__TASK INSTRUCTIONS__: Whenever a line contains the string "that", copy it out of the entries.

__DATA EXTRACT__:

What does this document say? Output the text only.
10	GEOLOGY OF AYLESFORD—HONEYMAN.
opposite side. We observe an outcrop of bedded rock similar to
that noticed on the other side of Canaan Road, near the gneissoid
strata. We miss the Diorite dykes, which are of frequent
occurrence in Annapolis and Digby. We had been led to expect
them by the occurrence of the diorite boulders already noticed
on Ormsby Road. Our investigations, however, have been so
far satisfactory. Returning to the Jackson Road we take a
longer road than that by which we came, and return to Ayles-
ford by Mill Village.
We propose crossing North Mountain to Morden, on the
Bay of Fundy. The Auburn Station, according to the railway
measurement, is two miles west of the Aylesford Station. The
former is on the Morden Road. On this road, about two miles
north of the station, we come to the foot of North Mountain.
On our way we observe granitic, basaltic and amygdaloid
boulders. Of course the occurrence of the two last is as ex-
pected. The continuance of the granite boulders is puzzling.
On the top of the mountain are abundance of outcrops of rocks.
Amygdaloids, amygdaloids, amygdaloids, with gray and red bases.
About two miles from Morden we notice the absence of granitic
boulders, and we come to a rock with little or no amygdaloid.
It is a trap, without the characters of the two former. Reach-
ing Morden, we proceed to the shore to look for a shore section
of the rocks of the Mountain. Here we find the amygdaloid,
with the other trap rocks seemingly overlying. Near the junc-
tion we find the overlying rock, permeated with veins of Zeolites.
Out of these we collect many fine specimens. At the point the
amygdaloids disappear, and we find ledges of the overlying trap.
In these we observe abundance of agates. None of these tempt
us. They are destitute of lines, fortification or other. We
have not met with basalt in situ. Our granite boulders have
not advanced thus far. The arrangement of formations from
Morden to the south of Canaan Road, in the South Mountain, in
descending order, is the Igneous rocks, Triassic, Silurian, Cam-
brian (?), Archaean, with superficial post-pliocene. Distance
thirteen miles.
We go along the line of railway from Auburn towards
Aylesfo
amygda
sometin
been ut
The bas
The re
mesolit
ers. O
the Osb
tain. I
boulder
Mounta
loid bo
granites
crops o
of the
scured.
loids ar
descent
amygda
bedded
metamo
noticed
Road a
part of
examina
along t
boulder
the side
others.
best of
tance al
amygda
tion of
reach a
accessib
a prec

__RESULT__:
that noticed on the other side of Canaan Road, near the gneissoid
longer road than that by which we came, and return to Ayles-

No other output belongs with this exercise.